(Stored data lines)
^^^^

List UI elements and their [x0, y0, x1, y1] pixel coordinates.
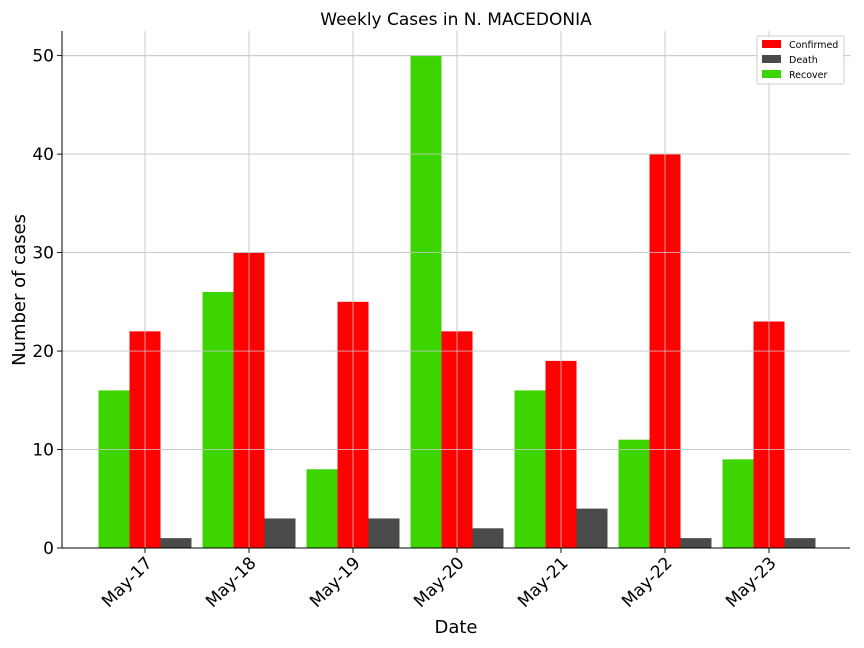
legend-swatch-confirmed [762, 40, 781, 48]
y-axis-ticks: 0 10 20 30 40 50 [32, 47, 62, 559]
legend: Confirmed Death Recover [756, 35, 845, 85]
bar-recover-may-19 [306, 469, 338, 548]
bar-death-may-23 [784, 538, 816, 548]
y-axis-title: Number of cases [9, 214, 30, 366]
legend-swatch-death [762, 55, 781, 63]
chart-title: Weekly Cases in N. MACEDONIA [320, 10, 592, 30]
bar-recover-may-23 [722, 459, 754, 548]
bar-death-may-19 [368, 518, 400, 548]
bar-recover-may-17 [98, 390, 130, 548]
bar-recover-may-21 [514, 390, 546, 548]
y-tick-label: 50 [32, 47, 54, 67]
legend-label-recover: Recover [789, 70, 828, 81]
bar-death-may-17 [160, 538, 192, 548]
bar-recover-may-18 [202, 291, 234, 548]
y-tick-label: 0 [43, 539, 54, 559]
x-axis-title: Date [434, 617, 477, 638]
y-tick-label: 20 [32, 342, 54, 362]
bar-recover-may-22 [618, 439, 650, 548]
y-tick-label: 40 [32, 145, 54, 165]
bar-death-may-22 [680, 538, 712, 548]
bar-death-may-18 [264, 518, 296, 548]
bar-death-may-21 [576, 508, 608, 548]
y-tick-label: 30 [32, 244, 54, 264]
legend-label-death: Death [789, 55, 818, 66]
y-tick-label: 10 [32, 441, 54, 461]
axes [61, 31, 850, 549]
bar-recover-may-20 [410, 55, 442, 548]
legend-label-confirmed: Confirmed [789, 40, 838, 51]
bar-death-may-20 [472, 528, 504, 548]
legend-swatch-recover [762, 70, 781, 78]
bars [62, 31, 850, 549]
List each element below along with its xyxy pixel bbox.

^^^^

TASK TO CARRY OUT
Could you copy every line above word for word, leaving out any pictures?

FULL OUTPUT
List UI elements and their [x0, y0, x1, y1] pixel coordinates.
legend-swatch-confirmed [762, 40, 781, 48]
y-axis-ticks: 0 10 20 30 40 50 [32, 47, 62, 559]
legend: Confirmed Death Recover [756, 35, 845, 85]
bar-recover-may-19 [306, 469, 338, 548]
bar-death-may-23 [784, 538, 816, 548]
y-axis-title: Number of cases [9, 214, 30, 366]
legend-swatch-death [762, 55, 781, 63]
chart-title: Weekly Cases in N. MACEDONIA [320, 10, 592, 30]
bar-recover-may-23 [722, 459, 754, 548]
bar-death-may-19 [368, 518, 400, 548]
bar-recover-may-17 [98, 390, 130, 548]
bar-recover-may-21 [514, 390, 546, 548]
y-tick-label: 50 [32, 47, 54, 67]
legend-label-recover: Recover [789, 70, 828, 81]
bar-death-may-17 [160, 538, 192, 548]
bar-recover-may-18 [202, 291, 234, 548]
y-tick-label: 0 [43, 539, 54, 559]
x-axis-title: Date [434, 617, 477, 638]
y-tick-label: 20 [32, 342, 54, 362]
bar-recover-may-22 [618, 439, 650, 548]
y-tick-label: 40 [32, 145, 54, 165]
bar-death-may-22 [680, 538, 712, 548]
bar-death-may-18 [264, 518, 296, 548]
bar-death-may-21 [576, 508, 608, 548]
y-tick-label: 30 [32, 244, 54, 264]
legend-label-death: Death [789, 55, 818, 66]
y-tick-label: 10 [32, 441, 54, 461]
axes [61, 31, 850, 549]
bar-recover-may-20 [410, 55, 442, 548]
legend-label-confirmed: Confirmed [789, 40, 838, 51]
bar-death-may-20 [472, 528, 504, 548]
legend-swatch-recover [762, 70, 781, 78]
bars [62, 31, 850, 549]
List each element below along with its xyxy pixel bbox.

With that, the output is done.